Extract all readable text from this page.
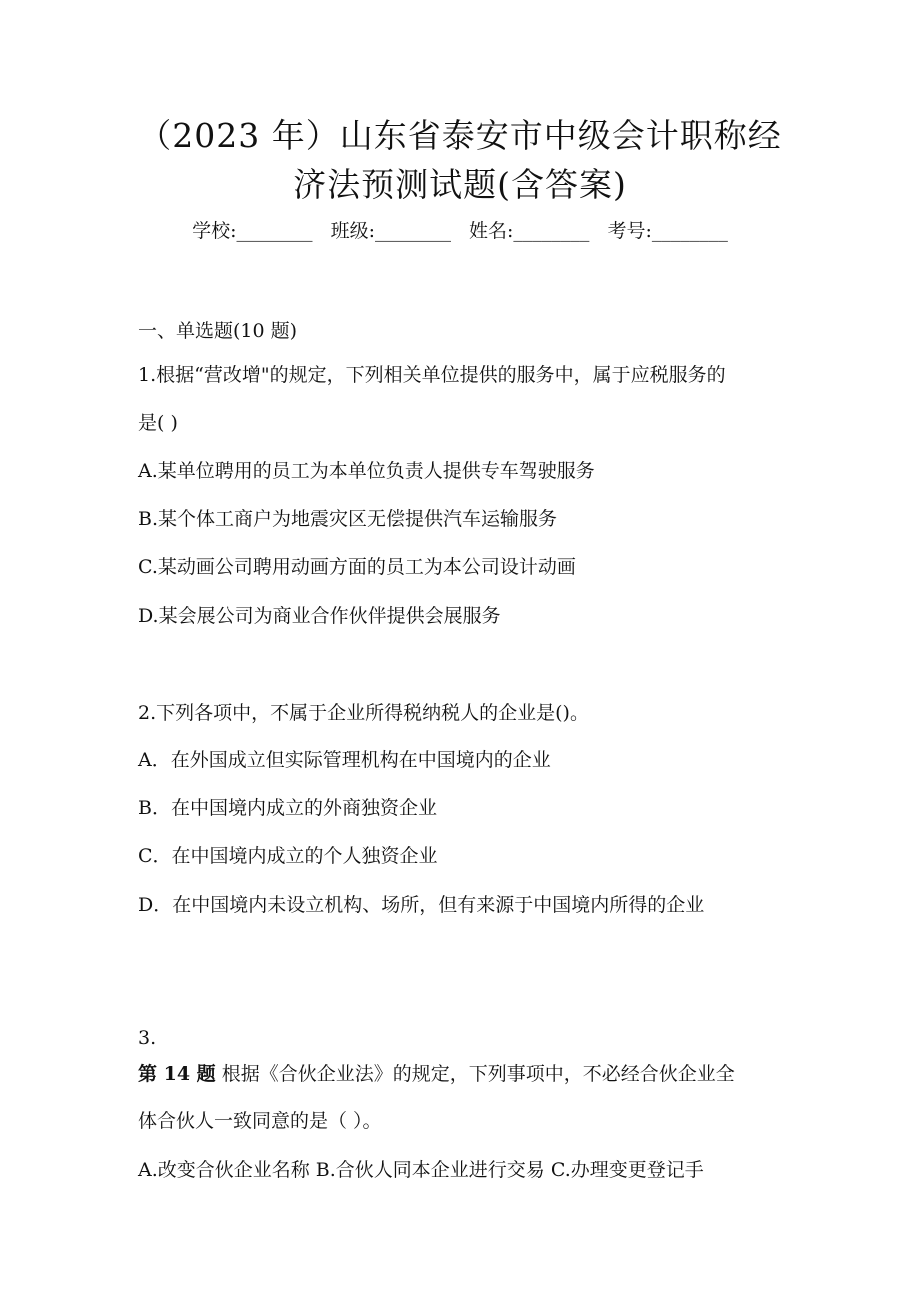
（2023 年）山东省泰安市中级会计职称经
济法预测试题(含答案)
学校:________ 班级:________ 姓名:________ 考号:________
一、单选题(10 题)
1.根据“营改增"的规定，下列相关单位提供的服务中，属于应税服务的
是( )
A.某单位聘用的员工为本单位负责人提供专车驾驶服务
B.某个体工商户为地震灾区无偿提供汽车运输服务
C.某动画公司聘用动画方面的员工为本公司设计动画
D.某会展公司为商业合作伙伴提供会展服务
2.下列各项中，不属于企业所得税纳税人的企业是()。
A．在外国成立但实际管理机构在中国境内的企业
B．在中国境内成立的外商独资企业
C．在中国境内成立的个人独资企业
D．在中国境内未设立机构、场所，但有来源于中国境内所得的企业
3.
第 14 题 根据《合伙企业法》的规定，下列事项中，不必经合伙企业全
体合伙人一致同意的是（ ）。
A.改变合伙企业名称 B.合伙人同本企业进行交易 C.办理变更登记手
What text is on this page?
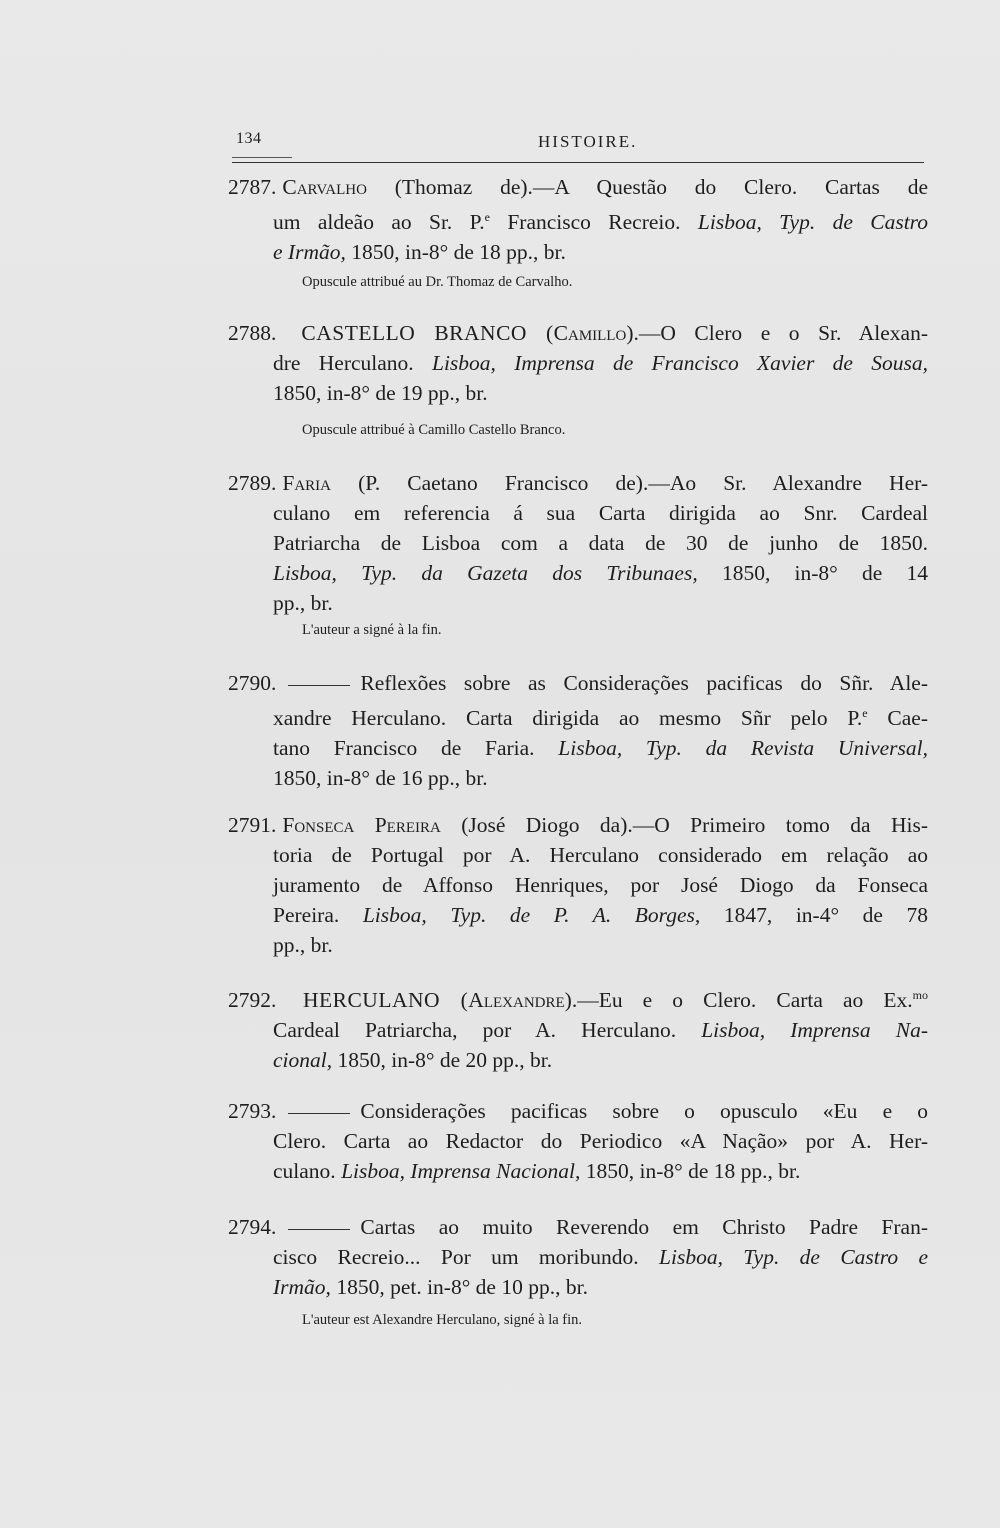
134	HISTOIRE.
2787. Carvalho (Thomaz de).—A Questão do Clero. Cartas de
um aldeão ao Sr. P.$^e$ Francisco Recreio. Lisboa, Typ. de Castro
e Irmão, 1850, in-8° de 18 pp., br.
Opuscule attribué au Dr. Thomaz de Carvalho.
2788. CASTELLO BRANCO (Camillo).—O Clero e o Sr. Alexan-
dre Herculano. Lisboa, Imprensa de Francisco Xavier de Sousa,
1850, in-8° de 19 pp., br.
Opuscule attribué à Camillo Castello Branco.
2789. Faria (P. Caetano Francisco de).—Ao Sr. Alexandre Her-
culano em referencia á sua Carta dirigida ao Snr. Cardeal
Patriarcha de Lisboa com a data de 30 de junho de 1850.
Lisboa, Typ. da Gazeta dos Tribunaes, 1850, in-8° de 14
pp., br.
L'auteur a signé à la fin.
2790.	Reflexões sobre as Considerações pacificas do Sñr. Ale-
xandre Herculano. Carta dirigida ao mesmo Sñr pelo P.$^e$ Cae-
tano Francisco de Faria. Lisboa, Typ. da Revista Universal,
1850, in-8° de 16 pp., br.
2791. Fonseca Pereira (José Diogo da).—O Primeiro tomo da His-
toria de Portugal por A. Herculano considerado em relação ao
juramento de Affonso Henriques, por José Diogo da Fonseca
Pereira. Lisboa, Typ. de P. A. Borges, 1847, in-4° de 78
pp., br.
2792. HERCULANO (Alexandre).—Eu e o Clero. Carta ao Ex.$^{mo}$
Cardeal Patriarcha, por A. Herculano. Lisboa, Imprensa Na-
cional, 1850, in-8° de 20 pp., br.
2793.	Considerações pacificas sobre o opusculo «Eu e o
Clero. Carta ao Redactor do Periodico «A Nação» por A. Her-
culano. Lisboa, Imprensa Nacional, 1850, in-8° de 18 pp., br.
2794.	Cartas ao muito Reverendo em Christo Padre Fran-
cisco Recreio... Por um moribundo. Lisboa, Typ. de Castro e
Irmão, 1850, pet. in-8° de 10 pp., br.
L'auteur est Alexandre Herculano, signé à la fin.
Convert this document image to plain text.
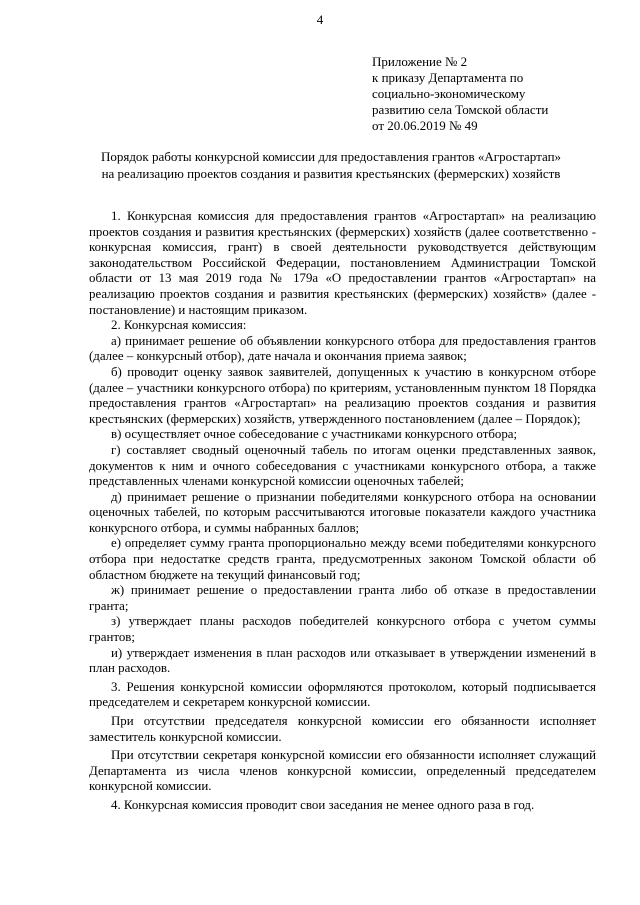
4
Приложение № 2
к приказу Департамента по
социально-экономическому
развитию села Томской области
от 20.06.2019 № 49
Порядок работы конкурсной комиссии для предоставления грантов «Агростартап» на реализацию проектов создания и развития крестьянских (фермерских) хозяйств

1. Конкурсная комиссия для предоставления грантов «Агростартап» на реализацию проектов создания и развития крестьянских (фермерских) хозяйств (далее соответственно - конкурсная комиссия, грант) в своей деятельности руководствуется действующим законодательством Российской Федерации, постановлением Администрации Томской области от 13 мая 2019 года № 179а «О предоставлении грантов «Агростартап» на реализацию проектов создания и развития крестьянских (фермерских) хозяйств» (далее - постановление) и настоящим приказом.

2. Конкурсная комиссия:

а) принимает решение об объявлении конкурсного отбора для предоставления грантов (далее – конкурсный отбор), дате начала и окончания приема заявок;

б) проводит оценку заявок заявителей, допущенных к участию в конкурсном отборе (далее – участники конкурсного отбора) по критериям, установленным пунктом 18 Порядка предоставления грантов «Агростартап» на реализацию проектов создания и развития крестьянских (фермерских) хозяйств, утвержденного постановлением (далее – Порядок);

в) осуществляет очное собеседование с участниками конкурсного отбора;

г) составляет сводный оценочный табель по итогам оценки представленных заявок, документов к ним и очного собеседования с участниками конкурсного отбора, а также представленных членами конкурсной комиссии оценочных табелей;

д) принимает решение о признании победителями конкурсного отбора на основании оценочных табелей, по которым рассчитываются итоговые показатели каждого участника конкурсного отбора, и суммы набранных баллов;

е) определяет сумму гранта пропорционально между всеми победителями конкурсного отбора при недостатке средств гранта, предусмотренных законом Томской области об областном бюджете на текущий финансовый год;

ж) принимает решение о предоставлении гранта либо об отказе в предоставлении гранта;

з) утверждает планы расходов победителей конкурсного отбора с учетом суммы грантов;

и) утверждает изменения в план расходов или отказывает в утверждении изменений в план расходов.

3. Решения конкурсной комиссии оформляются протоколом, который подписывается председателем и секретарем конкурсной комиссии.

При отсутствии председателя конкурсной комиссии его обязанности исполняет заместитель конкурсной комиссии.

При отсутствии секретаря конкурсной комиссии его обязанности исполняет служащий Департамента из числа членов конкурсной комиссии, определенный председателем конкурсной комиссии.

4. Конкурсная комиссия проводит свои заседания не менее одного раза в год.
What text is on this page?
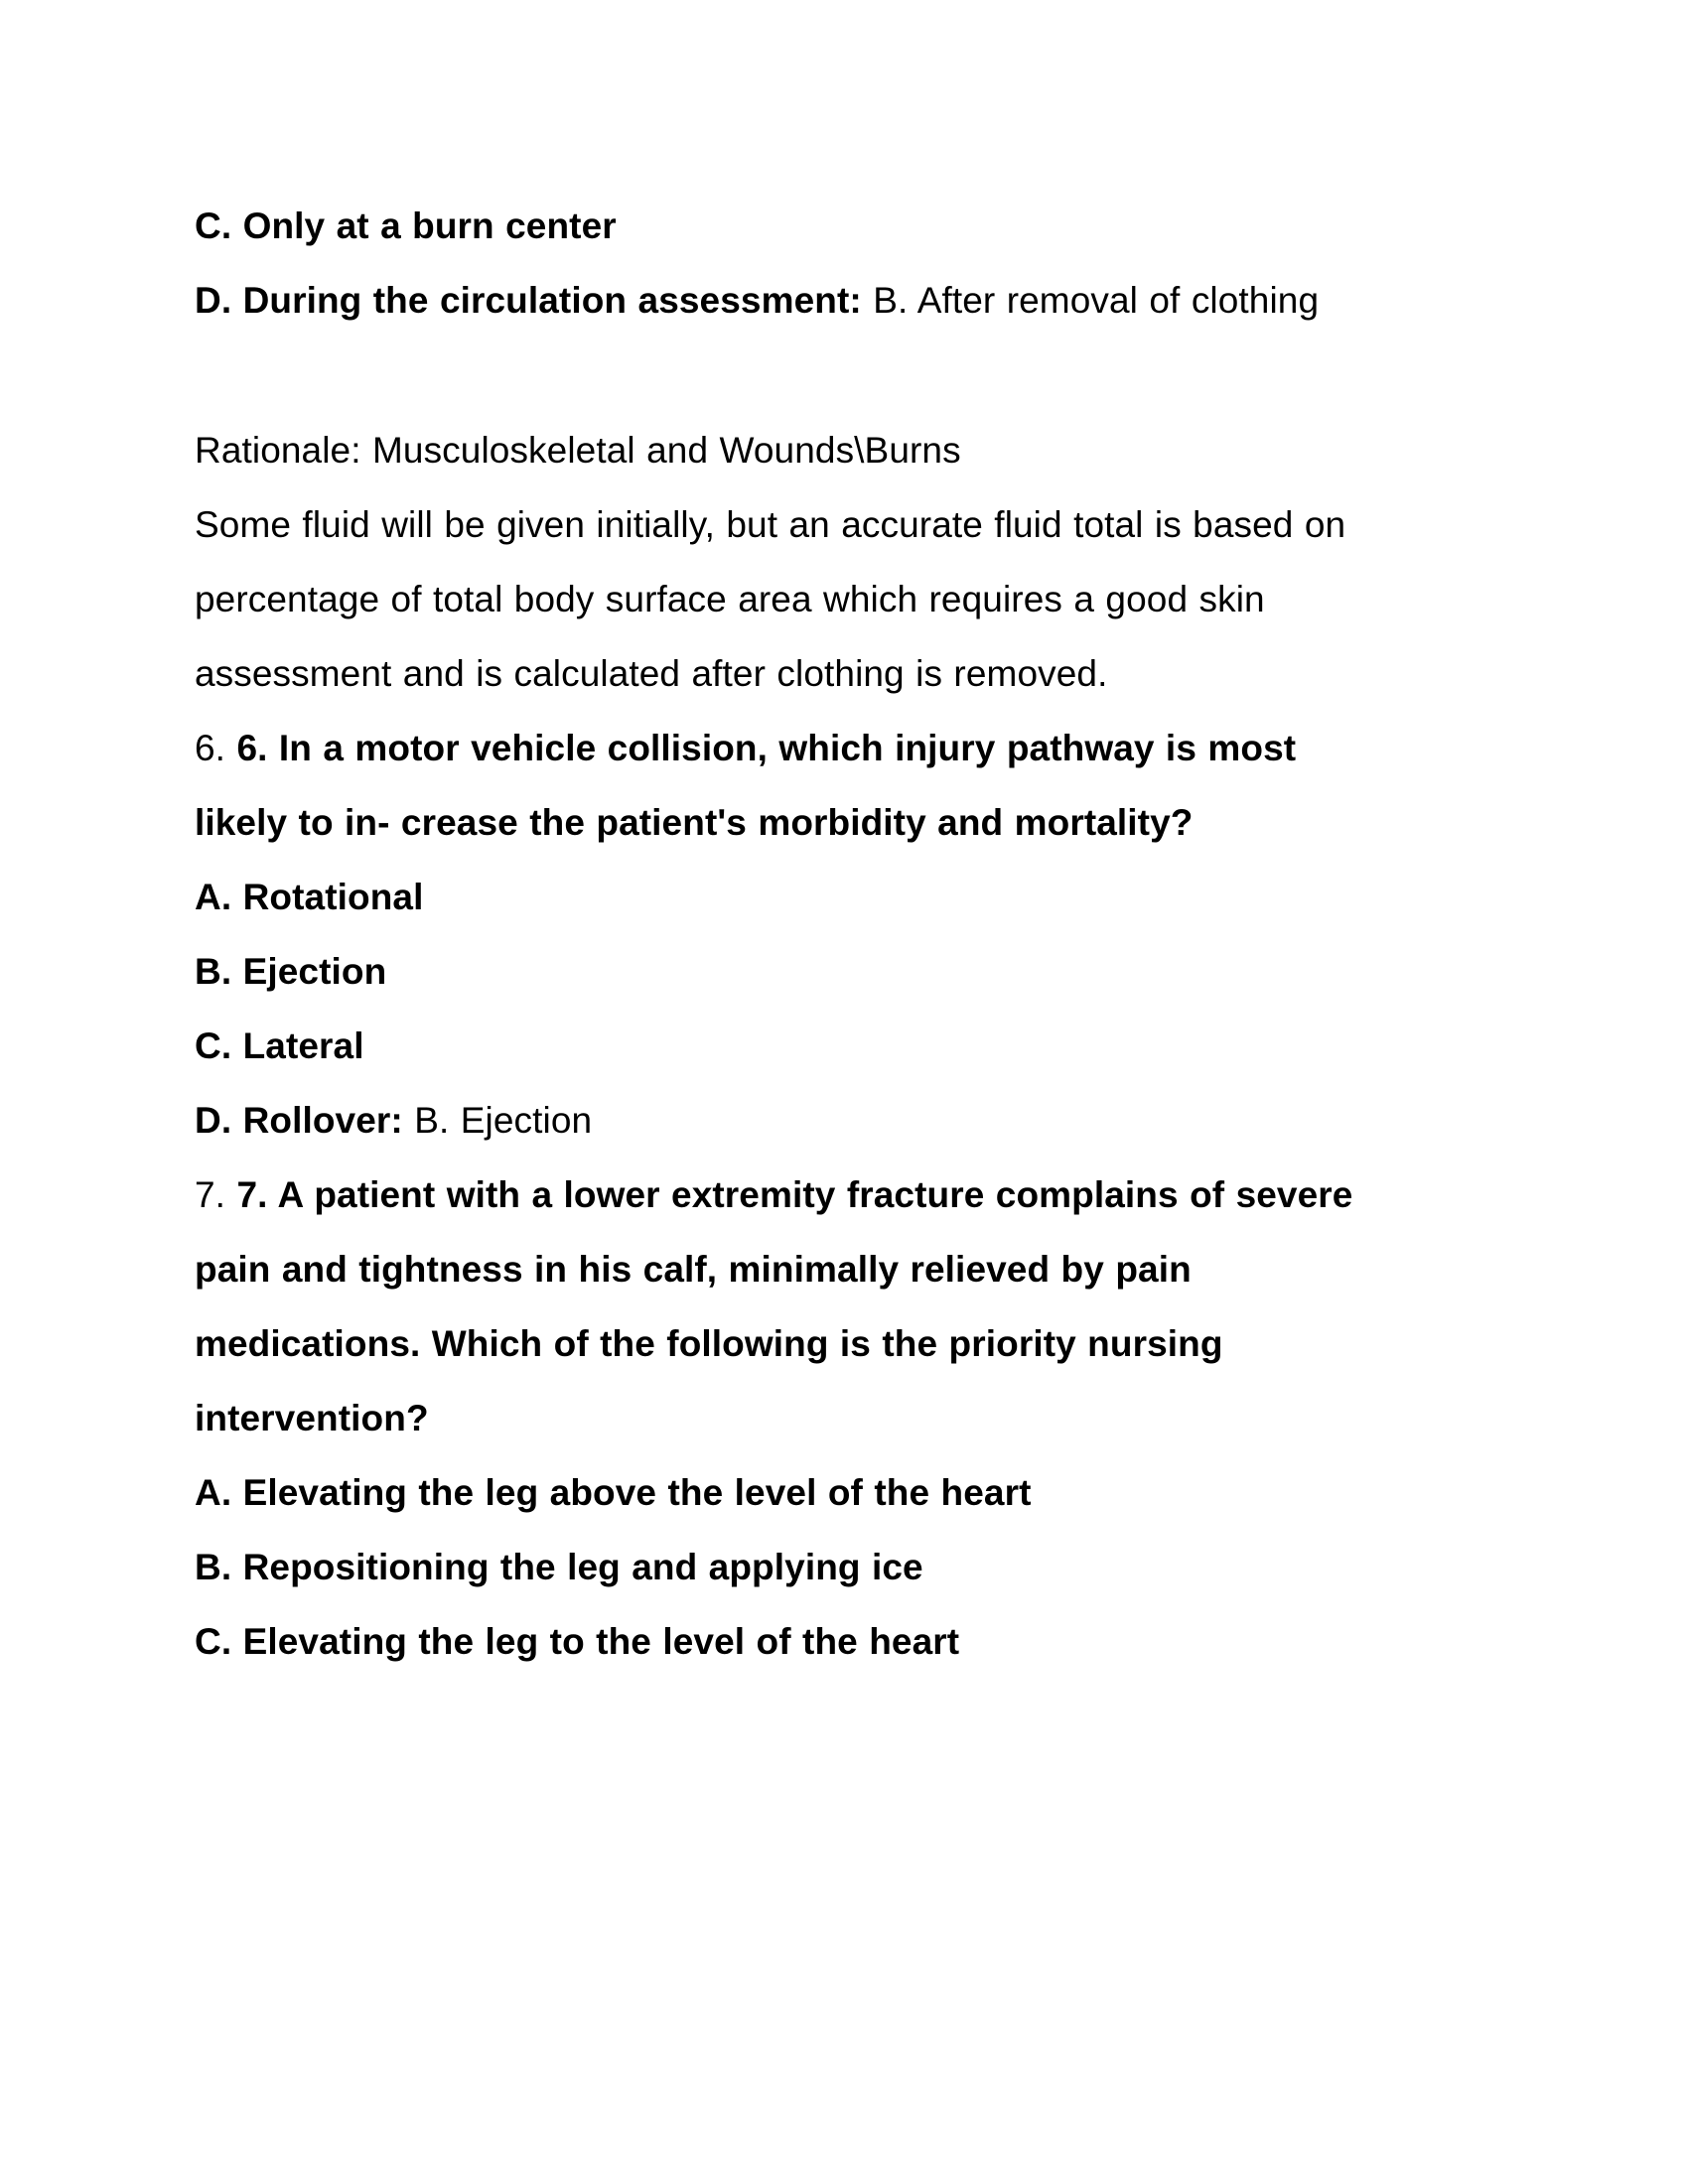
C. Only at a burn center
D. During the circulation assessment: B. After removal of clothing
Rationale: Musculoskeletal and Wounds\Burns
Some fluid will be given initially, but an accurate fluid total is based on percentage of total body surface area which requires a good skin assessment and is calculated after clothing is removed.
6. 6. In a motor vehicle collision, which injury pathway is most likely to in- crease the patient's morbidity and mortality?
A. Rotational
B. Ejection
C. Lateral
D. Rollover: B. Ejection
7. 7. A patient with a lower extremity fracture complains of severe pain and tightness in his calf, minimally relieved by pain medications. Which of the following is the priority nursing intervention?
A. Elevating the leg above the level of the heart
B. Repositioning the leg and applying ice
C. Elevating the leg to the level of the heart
- - - - - - -
## Given problem:
Copy out every line with the word "Alexandre".

## Answer below:
2789. Faria (P. Caetano Francisco de).—Ao Sr. Alexandre Her-
2792. HERCULANO (Alexandre).—Eu e o Clero. Carta ao Ex.$^{mo}$
L'auteur est Alexandre Herculano, signé à la fin.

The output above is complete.